◆ Information shown:

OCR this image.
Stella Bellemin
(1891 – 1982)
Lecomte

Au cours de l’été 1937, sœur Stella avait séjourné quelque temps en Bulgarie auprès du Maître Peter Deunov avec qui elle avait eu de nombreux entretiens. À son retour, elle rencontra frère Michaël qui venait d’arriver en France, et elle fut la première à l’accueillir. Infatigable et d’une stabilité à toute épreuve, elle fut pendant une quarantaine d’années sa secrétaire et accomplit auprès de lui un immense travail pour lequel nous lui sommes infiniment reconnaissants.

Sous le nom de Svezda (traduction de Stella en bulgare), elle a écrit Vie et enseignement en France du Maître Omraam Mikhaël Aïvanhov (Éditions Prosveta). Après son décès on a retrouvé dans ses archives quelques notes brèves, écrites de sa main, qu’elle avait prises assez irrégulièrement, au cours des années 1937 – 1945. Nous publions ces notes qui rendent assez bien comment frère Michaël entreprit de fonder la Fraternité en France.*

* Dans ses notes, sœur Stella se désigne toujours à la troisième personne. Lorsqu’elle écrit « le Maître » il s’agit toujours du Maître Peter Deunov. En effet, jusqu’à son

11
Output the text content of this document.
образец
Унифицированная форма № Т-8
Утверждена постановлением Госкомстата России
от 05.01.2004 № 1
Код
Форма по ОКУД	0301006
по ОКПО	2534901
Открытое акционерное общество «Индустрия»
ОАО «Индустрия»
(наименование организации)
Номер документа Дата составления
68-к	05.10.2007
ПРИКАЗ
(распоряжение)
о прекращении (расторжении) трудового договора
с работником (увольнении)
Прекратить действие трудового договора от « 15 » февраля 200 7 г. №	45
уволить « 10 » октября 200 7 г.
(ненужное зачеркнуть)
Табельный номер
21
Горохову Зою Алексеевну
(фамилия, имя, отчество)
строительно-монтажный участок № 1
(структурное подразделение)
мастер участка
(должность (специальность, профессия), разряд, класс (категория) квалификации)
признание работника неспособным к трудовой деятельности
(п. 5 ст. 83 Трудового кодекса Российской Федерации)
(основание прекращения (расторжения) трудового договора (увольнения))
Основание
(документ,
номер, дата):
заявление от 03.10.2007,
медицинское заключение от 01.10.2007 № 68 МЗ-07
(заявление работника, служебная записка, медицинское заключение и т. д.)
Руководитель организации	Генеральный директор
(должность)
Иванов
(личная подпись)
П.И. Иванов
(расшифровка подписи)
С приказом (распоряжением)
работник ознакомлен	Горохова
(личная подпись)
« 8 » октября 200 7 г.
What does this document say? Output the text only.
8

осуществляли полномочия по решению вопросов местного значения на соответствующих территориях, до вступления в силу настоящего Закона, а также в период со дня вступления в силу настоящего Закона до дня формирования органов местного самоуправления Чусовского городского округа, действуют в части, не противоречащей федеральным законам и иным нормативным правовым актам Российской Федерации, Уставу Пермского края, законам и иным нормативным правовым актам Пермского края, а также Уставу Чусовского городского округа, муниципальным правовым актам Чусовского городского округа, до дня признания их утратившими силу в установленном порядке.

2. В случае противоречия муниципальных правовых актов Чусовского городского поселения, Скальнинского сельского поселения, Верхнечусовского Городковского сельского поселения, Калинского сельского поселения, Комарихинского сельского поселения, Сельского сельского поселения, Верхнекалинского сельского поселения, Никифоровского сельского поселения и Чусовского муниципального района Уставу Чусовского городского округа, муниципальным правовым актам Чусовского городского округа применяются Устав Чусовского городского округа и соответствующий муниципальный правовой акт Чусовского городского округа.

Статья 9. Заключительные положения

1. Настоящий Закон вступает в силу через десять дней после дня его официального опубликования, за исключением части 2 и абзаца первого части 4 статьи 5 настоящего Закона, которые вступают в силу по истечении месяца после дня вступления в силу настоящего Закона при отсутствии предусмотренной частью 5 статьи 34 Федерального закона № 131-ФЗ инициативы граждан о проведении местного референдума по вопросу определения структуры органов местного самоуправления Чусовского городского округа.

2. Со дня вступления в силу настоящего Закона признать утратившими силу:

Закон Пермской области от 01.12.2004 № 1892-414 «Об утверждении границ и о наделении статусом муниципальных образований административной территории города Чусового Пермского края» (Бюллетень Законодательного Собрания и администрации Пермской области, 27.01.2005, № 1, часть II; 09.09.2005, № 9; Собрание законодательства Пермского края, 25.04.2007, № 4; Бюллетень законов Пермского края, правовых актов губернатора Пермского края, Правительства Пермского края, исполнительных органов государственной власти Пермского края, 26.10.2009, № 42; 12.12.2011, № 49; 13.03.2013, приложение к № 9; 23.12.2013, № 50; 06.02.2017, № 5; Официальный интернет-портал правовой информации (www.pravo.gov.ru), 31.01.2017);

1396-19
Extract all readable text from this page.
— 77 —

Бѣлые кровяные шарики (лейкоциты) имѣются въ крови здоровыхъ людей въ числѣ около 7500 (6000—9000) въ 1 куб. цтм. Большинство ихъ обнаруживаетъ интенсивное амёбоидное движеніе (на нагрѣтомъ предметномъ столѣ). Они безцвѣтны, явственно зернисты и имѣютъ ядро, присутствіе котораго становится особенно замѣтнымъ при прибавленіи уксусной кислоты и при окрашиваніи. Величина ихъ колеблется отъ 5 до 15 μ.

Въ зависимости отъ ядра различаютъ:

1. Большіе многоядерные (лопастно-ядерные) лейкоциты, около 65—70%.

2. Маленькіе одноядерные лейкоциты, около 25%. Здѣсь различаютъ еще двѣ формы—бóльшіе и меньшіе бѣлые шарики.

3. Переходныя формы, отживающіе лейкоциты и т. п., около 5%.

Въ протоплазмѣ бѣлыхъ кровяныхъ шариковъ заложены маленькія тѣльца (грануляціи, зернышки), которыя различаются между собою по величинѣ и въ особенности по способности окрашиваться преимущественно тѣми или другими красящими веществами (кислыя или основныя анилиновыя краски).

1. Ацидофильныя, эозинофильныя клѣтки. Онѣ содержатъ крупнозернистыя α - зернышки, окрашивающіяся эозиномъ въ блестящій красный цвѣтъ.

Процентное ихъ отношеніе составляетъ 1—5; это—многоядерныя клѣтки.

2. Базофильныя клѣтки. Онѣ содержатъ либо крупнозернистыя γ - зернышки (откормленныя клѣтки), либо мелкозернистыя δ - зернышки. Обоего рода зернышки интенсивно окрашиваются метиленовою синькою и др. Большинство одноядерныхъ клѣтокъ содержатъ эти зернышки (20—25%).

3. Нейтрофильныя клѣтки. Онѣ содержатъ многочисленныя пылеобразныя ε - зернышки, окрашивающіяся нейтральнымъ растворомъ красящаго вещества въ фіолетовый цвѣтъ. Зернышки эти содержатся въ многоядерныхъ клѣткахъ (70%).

◆ Written request: Reproduce the entries above exactly.

◆ Task answer:
OCR this image.
Stella Bellemin
(1891 – 1982)
Lecomte

Au cours de l’été 1937, sœur Stella avait séjourné quelque temps en Bulgarie auprès du Maître Peter Deunov avec qui elle avait eu de nombreux entretiens. À son retour, elle rencontra frère Michaël qui venait d’arriver en France, et elle fut la première à l’accueillir. Infatigable et d’une stabilité à toute épreuve, elle fut pendant une quarantaine d’années sa secrétaire et accomplit auprès de lui un immense travail pour lequel nous lui sommes infiniment reconnaissants.

Sous le nom de Svezda (traduction de Stella en bulgare), elle a écrit Vie et enseignement en France du Maître Omraam Mikhaël Aïvanhov (Éditions Prosveta). Après son décès on a retrouvé dans ses archives quelques notes brèves, écrites de sa main, qu’elle avait prises assez irrégulièrement, au cours des années 1937 – 1945. Nous publions ces notes qui rendent assez bien comment frère Michaël entreprit de fonder la Fraternité en France.*

* Dans ses notes, sœur Stella se désigne toujours à la troisième personne. Lorsqu’elle écrit « le Maître » il s’agit toujours du Maître Peter Deunov. En effet, jusqu’à son

11
Output the text content of this document.
образец
Унифицированная форма № Т-8
Утверждена постановлением Госкомстата России
от 05.01.2004 № 1
Код
Форма по ОКУД	0301006
по ОКПО	2534901
Открытое акционерное общество «Индустрия»
ОАО «Индустрия»
(наименование организации)
Номер документа Дата составления
68-к	05.10.2007
ПРИКАЗ
(распоряжение)
о прекращении (расторжении) трудового договора
с работником (увольнении)
Прекратить действие трудового договора от « 15 » февраля 200 7 г. №	45
уволить « 10 » октября 200 7 г.
(ненужное зачеркнуть)
Табельный номер
21
Горохову Зою Алексеевну
(фамилия, имя, отчество)
строительно-монтажный участок № 1
(структурное подразделение)
мастер участка
(должность (специальность, профессия), разряд, класс (категория) квалификации)
признание работника неспособным к трудовой деятельности
(п. 5 ст. 83 Трудового кодекса Российской Федерации)
(основание прекращения (расторжения) трудового договора (увольнения))
Основание
(документ,
номер, дата):
заявление от 03.10.2007,
медицинское заключение от 01.10.2007 № 68 МЗ-07
(заявление работника, служебная записка, медицинское заключение и т. д.)
Руководитель организации	Генеральный директор
(должность)
Иванов
(личная подпись)
П.И. Иванов
(расшифровка подписи)
С приказом (распоряжением)
работник ознакомлен	Горохова
(личная подпись)
« 8 » октября 200 7 г.
What does this document say? Output the text only.
8

осуществляли полномочия по решению вопросов местного значения на соответствующих территориях, до вступления в силу настоящего Закона, а также в период со дня вступления в силу настоящего Закона до дня формирования органов местного самоуправления Чусовского городского округа, действуют в части, не противоречащей федеральным законам и иным нормативным правовым актам Российской Федерации, Уставу Пермского края, законам и иным нормативным правовым актам Пермского края, а также Уставу Чусовского городского округа, муниципальным правовым актам Чусовского городского округа, до дня признания их утратившими силу в установленном порядке.

2. В случае противоречия муниципальных правовых актов Чусовского городского поселения, Скальнинского сельского поселения, Верхнечусовского Городковского сельского поселения, Калинского сельского поселения, Комарихинского сельского поселения, Сельского сельского поселения, Верхнекалинского сельского поселения, Никифоровского сельского поселения и Чусовского муниципального района Уставу Чусовского городского округа, муниципальным правовым актам Чусовского городского округа применяются Устав Чусовского городского округа и соответствующий муниципальный правовой акт Чусовского городского округа.

Статья 9. Заключительные положения

1. Настоящий Закон вступает в силу через десять дней после дня его официального опубликования, за исключением части 2 и абзаца первого части 4 статьи 5 настоящего Закона, которые вступают в силу по истечении месяца после дня вступления в силу настоящего Закона при отсутствии предусмотренной частью 5 статьи 34 Федерального закона № 131-ФЗ инициативы граждан о проведении местного референдума по вопросу определения структуры органов местного самоуправления Чусовского городского округа.

2. Со дня вступления в силу настоящего Закона признать утратившими силу:

Закон Пермской области от 01.12.2004 № 1892-414 «Об утверждении границ и о наделении статусом муниципальных образований административной территории города Чусового Пермского края» (Бюллетень Законодательного Собрания и администрации Пермской области, 27.01.2005, № 1, часть II; 09.09.2005, № 9; Собрание законодательства Пермского края, 25.04.2007, № 4; Бюллетень законов Пермского края, правовых актов губернатора Пермского края, Правительства Пермского края, исполнительных органов государственной власти Пермского края, 26.10.2009, № 42; 12.12.2011, № 49; 13.03.2013, приложение к № 9; 23.12.2013, № 50; 06.02.2017, № 5; Официальный интернет-портал правовой информации (www.pravo.gov.ru), 31.01.2017);

1396-19
Extract all readable text from this page.
— 77 —

Бѣлые кровяные шарики (лейкоциты) имѣются въ крови здоровыхъ людей въ числѣ около 7500 (6000—9000) въ 1 куб. цтм. Большинство ихъ обнаруживаетъ интенсивное амёбоидное движеніе (на нагрѣтомъ предметномъ столѣ). Они безцвѣтны, явственно зернисты и имѣютъ ядро, присутствіе котораго становится особенно замѣтнымъ при прибавленіи уксусной кислоты и при окрашиваніи. Величина ихъ колеблется отъ 5 до 15 μ.

Въ зависимости отъ ядра различаютъ:

1. Большіе многоядерные (лопастно-ядерные) лейкоциты, около 65—70%.

2. Маленькіе одноядерные лейкоциты, около 25%. Здѣсь различаютъ еще двѣ формы—бóльшіе и меньшіе бѣлые шарики.

3. Переходныя формы, отживающіе лейкоциты и т. п., около 5%.

Въ протоплазмѣ бѣлыхъ кровяныхъ шариковъ заложены маленькія тѣльца (грануляціи, зернышки), которыя различаются между собою по величинѣ и въ особенности по способности окрашиваться преимущественно тѣми или другими красящими веществами (кислыя или основныя анилиновыя краски).

1. Ацидофильныя, эозинофильныя клѣтки. Онѣ содержатъ крупнозернистыя α - зернышки, окрашивающіяся эозиномъ въ блестящій красный цвѣтъ.

Процентное ихъ отношеніе составляетъ 1—5; это—многоядерныя клѣтки.

2. Базофильныя клѣтки. Онѣ содержатъ либо крупнозернистыя γ - зернышки (откормленныя клѣтки), либо мелкозернистыя δ - зернышки. Обоего рода зернышки интенсивно окрашиваются метиленовою синькою и др. Большинство одноядерныхъ клѣтокъ содержатъ эти зернышки (20—25%).

3. Нейтрофильныя клѣтки. Онѣ содержатъ многочисленныя пылеобразныя ε - зернышки, окрашивающіяся нейтральнымъ растворомъ красящаго вещества въ фіолетовый цвѣтъ. Зернышки эти содержатся въ многоядерныхъ клѣткахъ (70%).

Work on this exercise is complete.